** BEGIN MATERIAL SHOWN **

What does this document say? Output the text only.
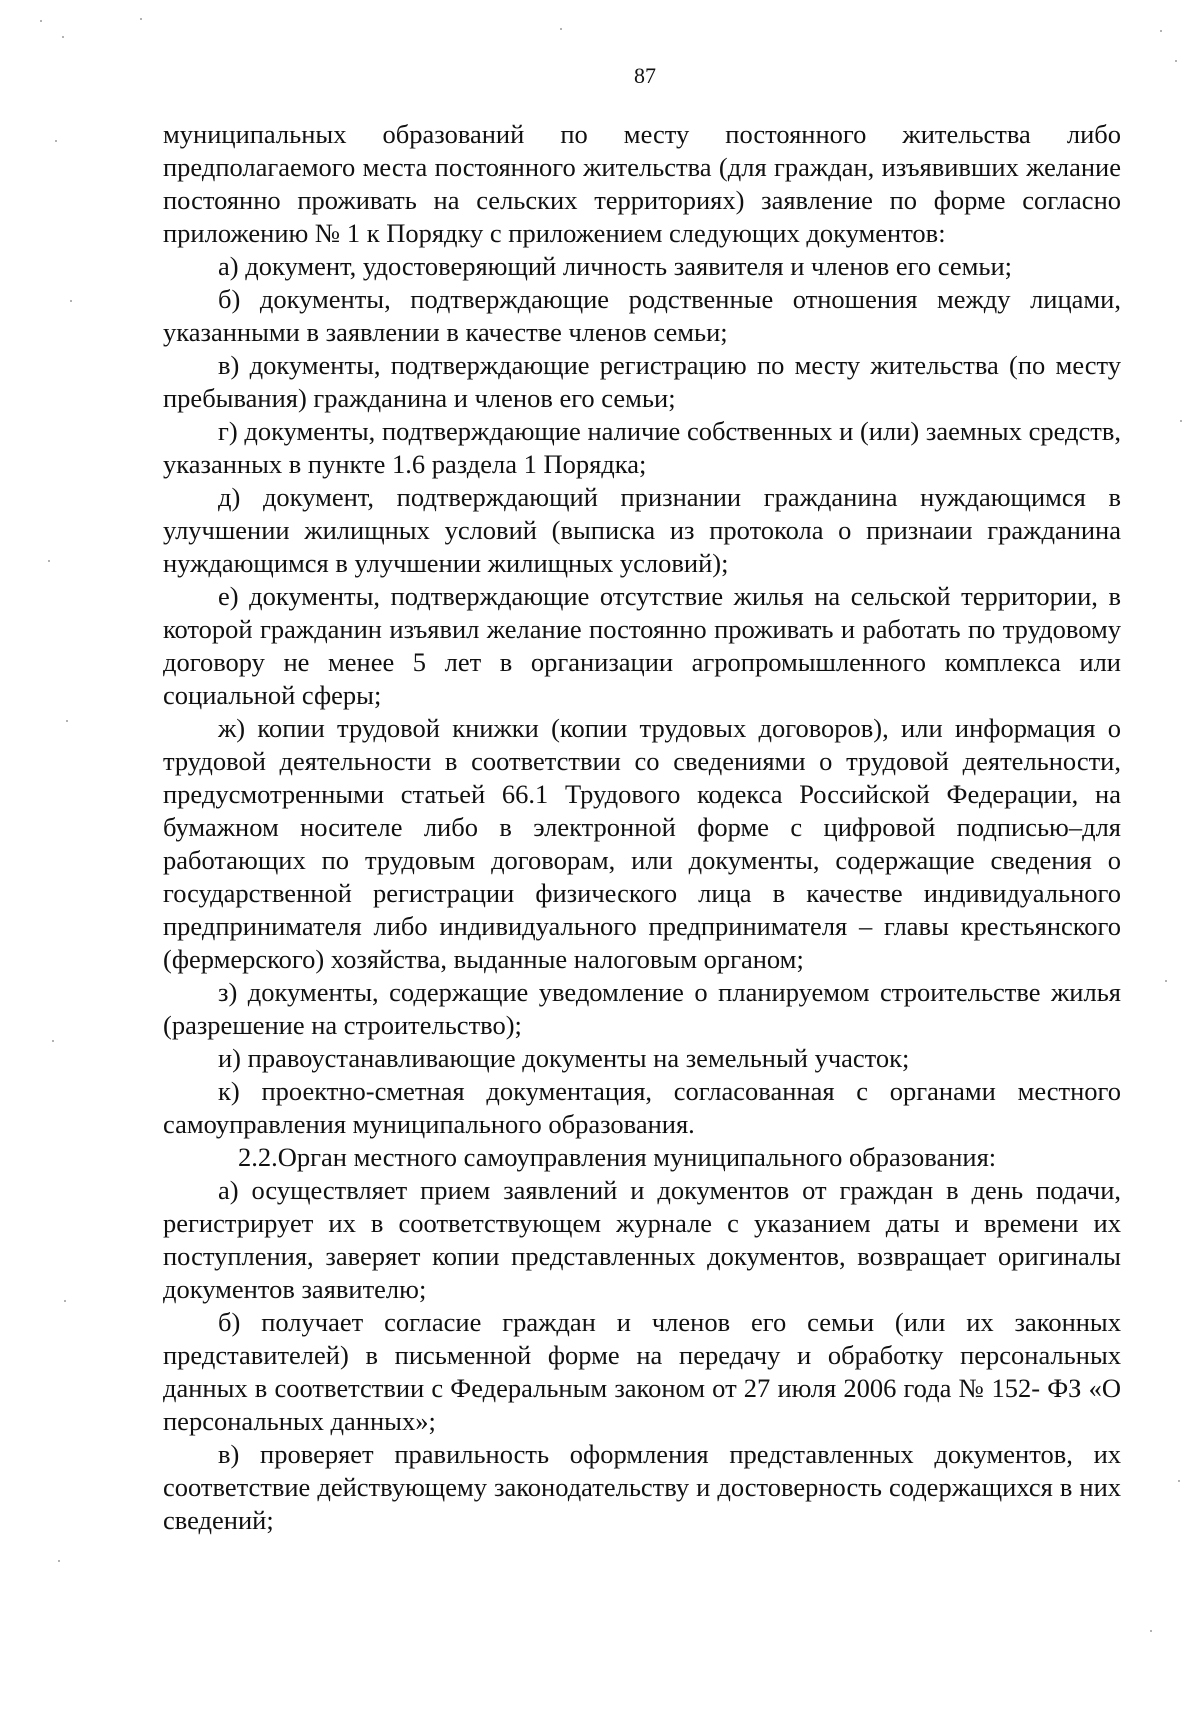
87

муниципальных образований по месту постоянного жительства либо предполагаемого места постоянного жительства (для граждан, изъявивших желание постоянно проживать на сельских территориях) заявление по форме согласно приложению № 1 к Порядку с приложением следующих документов:

а) документ, удостоверяющий личность заявителя и членов его семьи;

б) документы, подтверждающие родственные отношения между лицами, указанными в заявлении в качестве членов семьи;

в) документы, подтверждающие регистрацию по месту жительства (по месту пребывания) гражданина и членов его семьи;

г) документы, подтверждающие наличие собственных и (или) заемных средств, указанных в пункте 1.6 раздела 1 Порядка;

д) документ, подтверждающий признании гражданина нуждающимся в улучшении жилищных условий (выписка из протокола о признаии гражданина нуждающимся в улучшении жилищных условий);

е) документы, подтверждающие отсутствие жилья на сельской территории, в которой гражданин изъявил желание постоянно проживать и работать по трудовому договору не менее 5 лет в организации агропромышленного комплекса или социальной сферы;

ж) копии трудовой книжки (копии трудовых договоров), или информация о трудовой деятельности в соответствии со сведениями о трудовой деятельности, предусмотренными статьей 66.1 Трудового кодекса Российской Федерации, на бумажном носителе либо в электронной форме с цифровой подписью–для работающих по трудовым договорам, или документы, содержащие сведения о государственной регистрации физического лица в качестве индивидуального предпринимателя либо индивидуального предпринимателя – главы крестьянского (фермерского) хозяйства, выданные налоговым органом;

з) документы, содержащие уведомление о планируемом строительстве жилья (разрешение на строительство);

и) правоустанавливающие документы на земельный участок;

к) проектно-сметная документация, согласованная с органами местного самоуправления муниципального образования.

2.2.Орган местного самоуправления муниципального образования:

а) осуществляет прием заявлений и документов от граждан в день подачи, регистрирует их в соответствующем журнале с указанием даты и времени их поступления, заверяет копии представленных документов, возвращает оригиналы документов заявителю;

б) получает согласие граждан и членов его семьи (или их законных представителей) в письменной форме на передачу и обработку персональных данных в соответствии с Федеральным законом от 27 июля 2006 года № 152- ФЗ «О персональных данных»;

в) проверяет правильность оформления представленных документов, их соответствие действующему законодательству и достоверность содержащихся в них сведений;
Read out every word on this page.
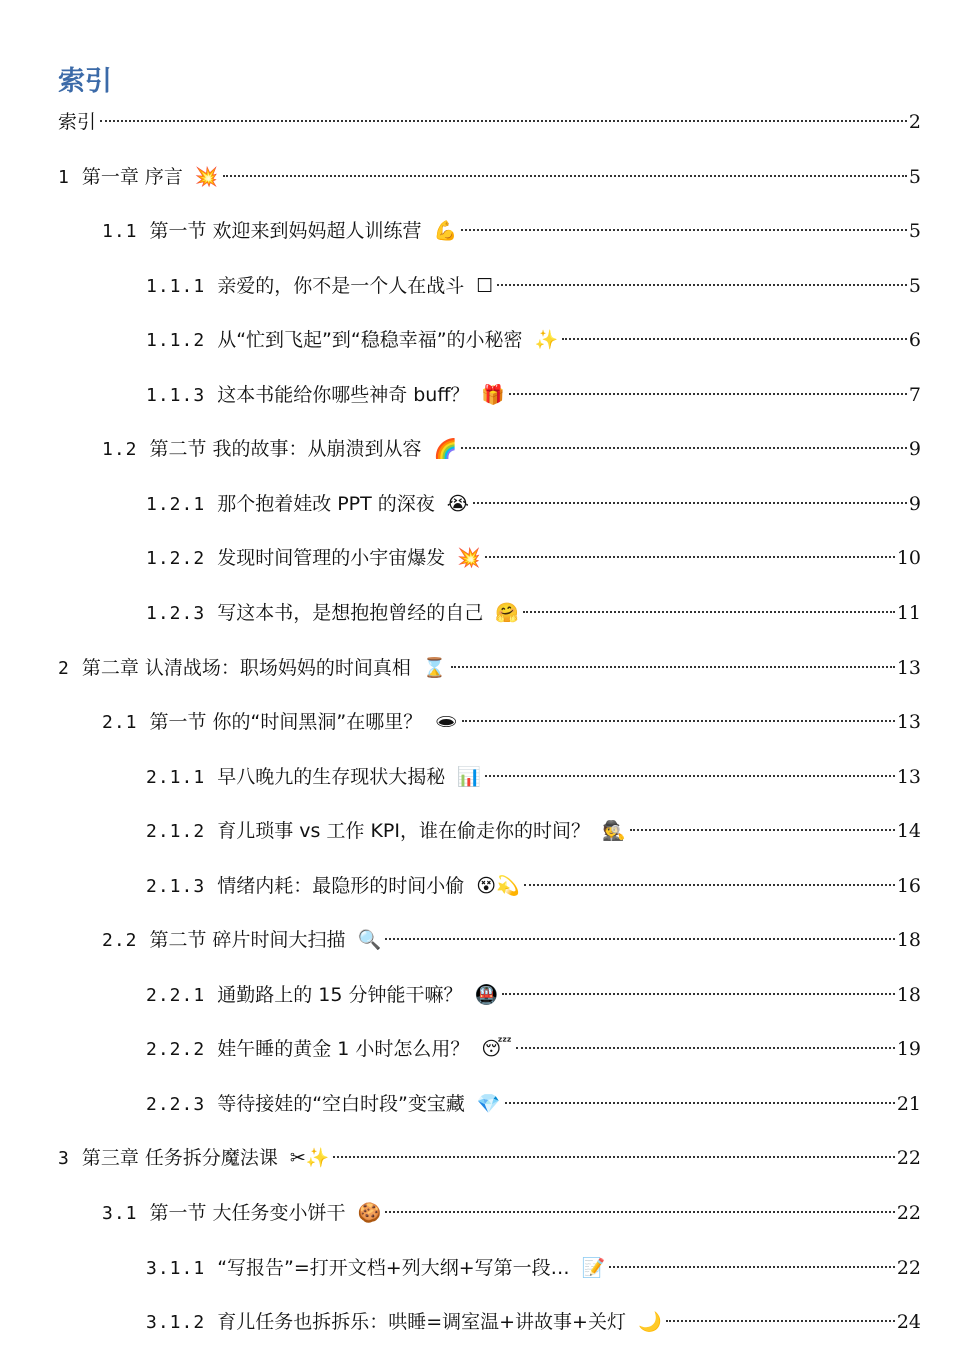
索引
索引	2
1 第一章 序言 💥	5
1.1 第一节 欢迎来到妈妈超人训练营 💪	5
1.1.1 亲爱的，你不是一个人在战斗 ☐	5
1.1.2 从“忙到飞起”到“稳稳幸福”的小秘密 ✨	6
1.1.3 这本书能给你哪些神奇 buff？ 🎁	7
1.2 第二节 我的故事：从崩溃到从容 🌈	9
1.2.1 那个抱着娃改 PPT 的深夜 😭	9
1.2.2 发现时间管理的小宇宙爆发 💥	10
1.2.3 写这本书，是想抱抱曾经的自己 🤗	11
2 第二章 认清战场：职场妈妈的时间真相 ⌛	13
2.1 第一节 你的“时间黑洞”在哪里？ 🕳	13
2.1.1 早八晚九的生存现状大揭秘 📊	13
2.1.2 育儿琐事 vs 工作 KPI，谁在偷走你的时间？ 🕵	14
2.1.3 情绪内耗：最隐形的时间小偷 😵💫	16
2.2 第二节 碎片时间大扫描 🔍	18
2.2.1 通勤路上的 15 分钟能干嘛？ 🚇	18
2.2.2 娃午睡的黄金 1 小时怎么用？ 😴	19
2.2.3 等待接娃的“空白时段”变宝藏 💎	21
3 第三章 任务拆分魔法课 ✂✨	22
3.1 第一节 大任务变小饼干 🍪	22
3.1.1 “写报告”=打开文档+列大纲+写第一段… 📝	22
3.1.2 育儿任务也拆拆乐：哄睡=调室温+讲故事+关灯 🌙	24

** END MATERIAL SHOWN **

TASK DIRECTIONS: Copy the material above in full and exactly, skipping pictures.

OUTPUT BELOW:
What does this document say? Output the text only.
87

муниципальных образований по месту постоянного жительства либо предполагаемого места постоянного жительства (для граждан, изъявивших желание постоянно проживать на сельских территориях) заявление по форме согласно приложению № 1 к Порядку с приложением следующих документов:

а) документ, удостоверяющий личность заявителя и членов его семьи;

б) документы, подтверждающие родственные отношения между лицами, указанными в заявлении в качестве членов семьи;

в) документы, подтверждающие регистрацию по месту жительства (по месту пребывания) гражданина и членов его семьи;

г) документы, подтверждающие наличие собственных и (или) заемных средств, указанных в пункте 1.6 раздела 1 Порядка;

д) документ, подтверждающий признании гражданина нуждающимся в улучшении жилищных условий (выписка из протокола о признаии гражданина нуждающимся в улучшении жилищных условий);

е) документы, подтверждающие отсутствие жилья на сельской территории, в которой гражданин изъявил желание постоянно проживать и работать по трудовому договору не менее 5 лет в организации агропромышленного комплекса или социальной сферы;

ж) копии трудовой книжки (копии трудовых договоров), или информация о трудовой деятельности в соответствии со сведениями о трудовой деятельности, предусмотренными статьей 66.1 Трудового кодекса Российской Федерации, на бумажном носителе либо в электронной форме с цифровой подписью–для работающих по трудовым договорам, или документы, содержащие сведения о государственной регистрации физического лица в качестве индивидуального предпринимателя либо индивидуального предпринимателя – главы крестьянского (фермерского) хозяйства, выданные налоговым органом;

з) документы, содержащие уведомление о планируемом строительстве жилья (разрешение на строительство);

и) правоустанавливающие документы на земельный участок;

к) проектно-сметная документация, согласованная с органами местного самоуправления муниципального образования.

2.2.Орган местного самоуправления муниципального образования:

а) осуществляет прием заявлений и документов от граждан в день подачи, регистрирует их в соответствующем журнале с указанием даты и времени их поступления, заверяет копии представленных документов, возвращает оригиналы документов заявителю;

б) получает согласие граждан и членов его семьи (или их законных представителей) в письменной форме на передачу и обработку персональных данных в соответствии с Федеральным законом от 27 июля 2006 года № 152- ФЗ «О персональных данных»;

в) проверяет правильность оформления представленных документов, их соответствие действующему законодательству и достоверность содержащихся в них сведений;
Read out every word on this page.
索引
索引	2
1 第一章 序言 💥	5
1.1 第一节 欢迎来到妈妈超人训练营 💪	5
1.1.1 亲爱的，你不是一个人在战斗 ☐	5
1.1.2 从“忙到飞起”到“稳稳幸福”的小秘密 ✨	6
1.1.3 这本书能给你哪些神奇 buff？ 🎁	7
1.2 第二节 我的故事：从崩溃到从容 🌈	9
1.2.1 那个抱着娃改 PPT 的深夜 😭	9
1.2.2 发现时间管理的小宇宙爆发 💥	10
1.2.3 写这本书，是想抱抱曾经的自己 🤗	11
2 第二章 认清战场：职场妈妈的时间真相 ⌛	13
2.1 第一节 你的“时间黑洞”在哪里？ 🕳	13
2.1.1 早八晚九的生存现状大揭秘 📊	13
2.1.2 育儿琐事 vs 工作 KPI，谁在偷走你的时间？ 🕵	14
2.1.3 情绪内耗：最隐形的时间小偷 😵💫	16
2.2 第二节 碎片时间大扫描 🔍	18
2.2.1 通勤路上的 15 分钟能干嘛？ 🚇	18
2.2.2 娃午睡的黄金 1 小时怎么用？ 😴	19
2.2.3 等待接娃的“空白时段”变宝藏 💎	21
3 第三章 任务拆分魔法课 ✂✨	22
3.1 第一节 大任务变小饼干 🍪	22
3.1.1 “写报告”=打开文档+列大纲+写第一段… 📝	22
3.1.2 育儿任务也拆拆乐：哄睡=调室温+讲故事+关灯 🌙	24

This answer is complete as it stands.